■ PROBLEM DESCRIPTION
Transcribe every entry below word for word, but skip the pictures.

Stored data
==*==

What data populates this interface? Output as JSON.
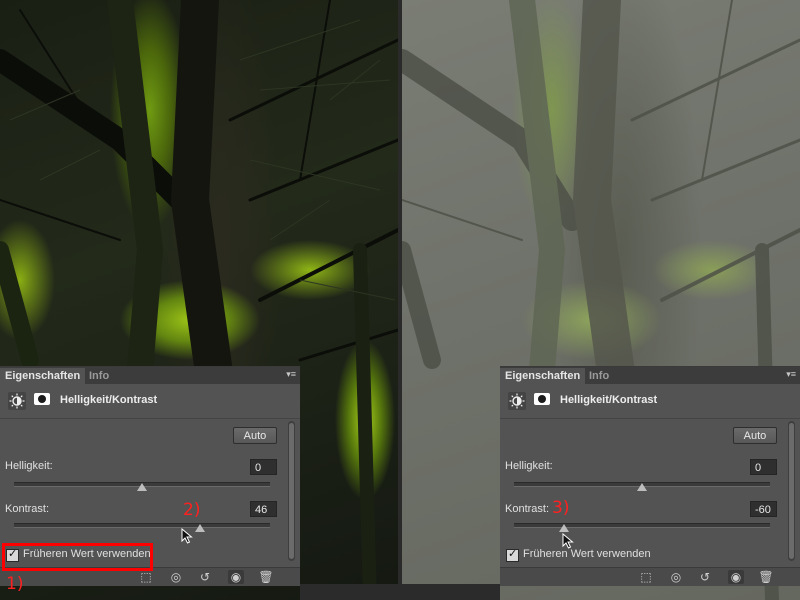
{
  "panels": [
    {
      "tab_active": "Eigenschaften",
      "tab_inactive": "Info",
      "title": "Helligkeit/Kontrast",
      "auto_label": "Auto",
      "brightness_label": "Helligkeit:",
      "brightness_value": "0",
      "contrast_label": "Kontrast:",
      "contrast_value": "46",
      "legacy_label": "Früheren Wert verwenden",
      "legacy_checked": true
    },
    {
      "tab_active": "Eigenschaften",
      "tab_inactive": "Info",
      "title": "Helligkeit/Kontrast",
      "auto_label": "Auto",
      "brightness_label": "Helligkeit:",
      "brightness_value": "0",
      "contrast_label": "Kontrast:",
      "contrast_value": "-60",
      "legacy_label": "Früheren Wert verwenden",
      "legacy_checked": true
    }
  ],
  "annotations": {
    "step1": "1)",
    "step2": "2)",
    "step3": "3)"
  },
  "colors": {
    "panel_bg": "#535353",
    "annotation_red": "#ff0000"
  }
}
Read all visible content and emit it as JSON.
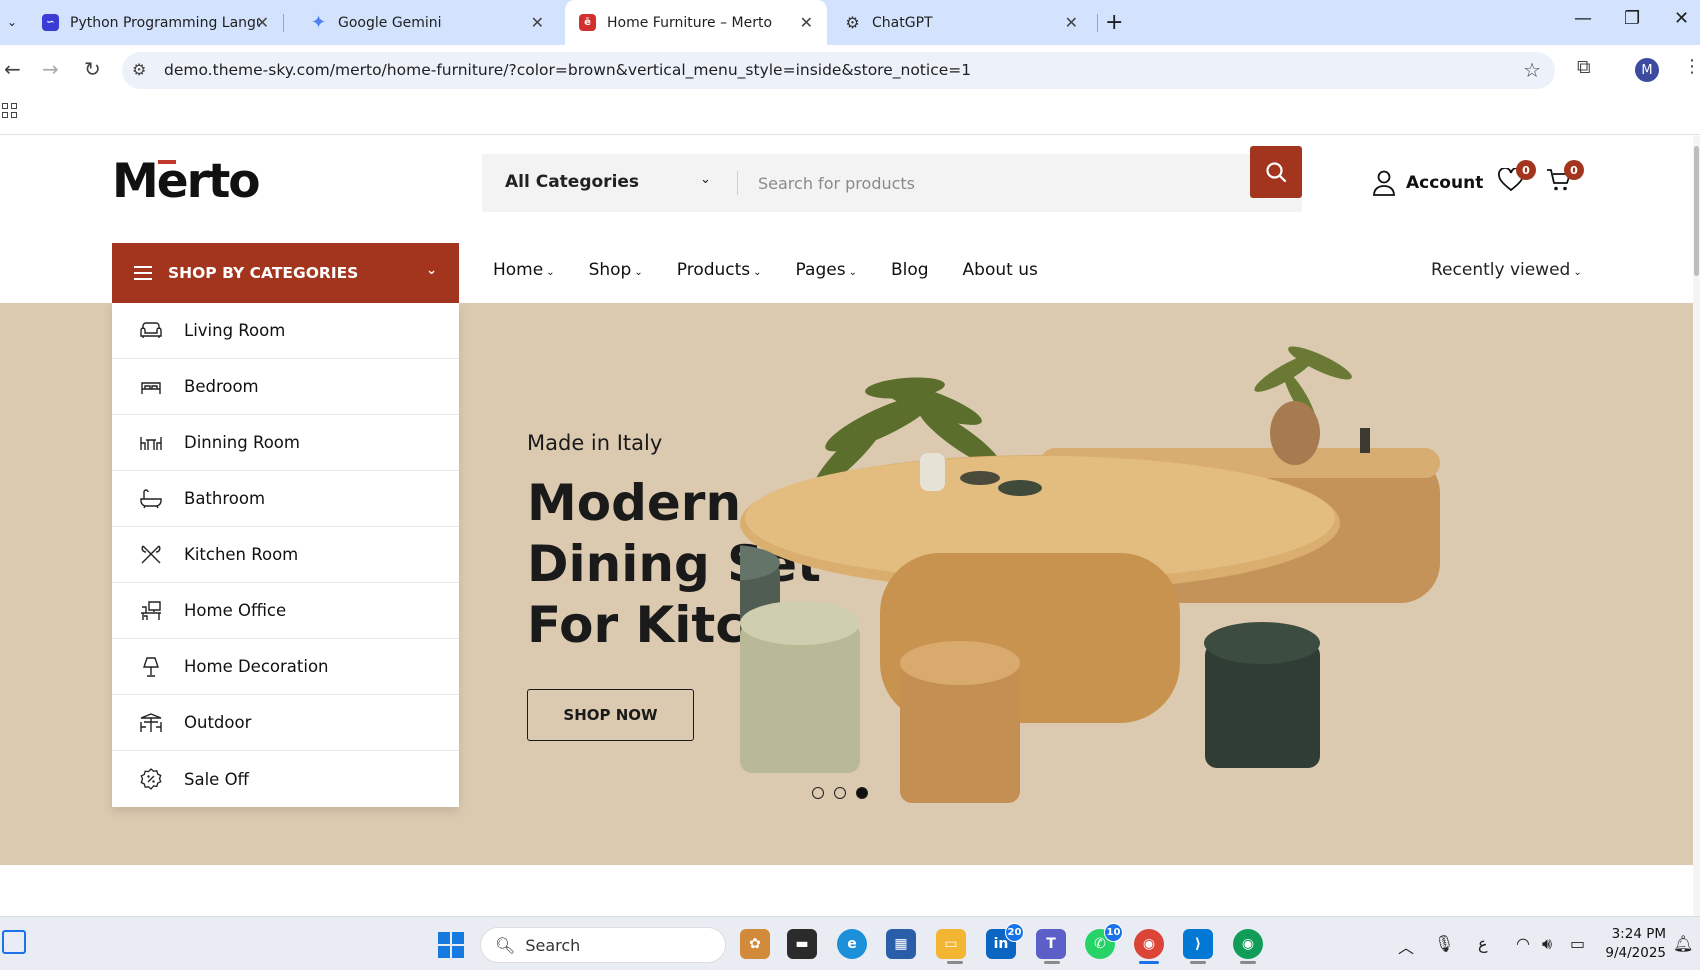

==*==

■ EXERCISE RESPONSE
What data populates this interface? Output as JSON.
{
  "panels": [
    {
      "tab_active": "Eigenschaften",
      "tab_inactive": "Info",
      "title": "Helligkeit/Kontrast",
      "auto_label": "Auto",
      "brightness_label": "Helligkeit:",
      "brightness_value": "0",
      "contrast_label": "Kontrast:",
      "contrast_value": "46",
      "legacy_label": "Früheren Wert verwenden",
      "legacy_checked": true
    },
    {
      "tab_active": "Eigenschaften",
      "tab_inactive": "Info",
      "title": "Helligkeit/Kontrast",
      "auto_label": "Auto",
      "brightness_label": "Helligkeit:",
      "brightness_value": "0",
      "contrast_label": "Kontrast:",
      "contrast_value": "-60",
      "legacy_label": "Früheren Wert verwenden",
      "legacy_checked": true
    }
  ],
  "annotations": {
    "step1": "1)",
    "step2": "2)",
    "step3": "3)"
  },
  "colors": {
    "panel_bg": "#535353",
    "annotation_red": "#ff0000"
  }
}
Read all visible content and emit it as JSON.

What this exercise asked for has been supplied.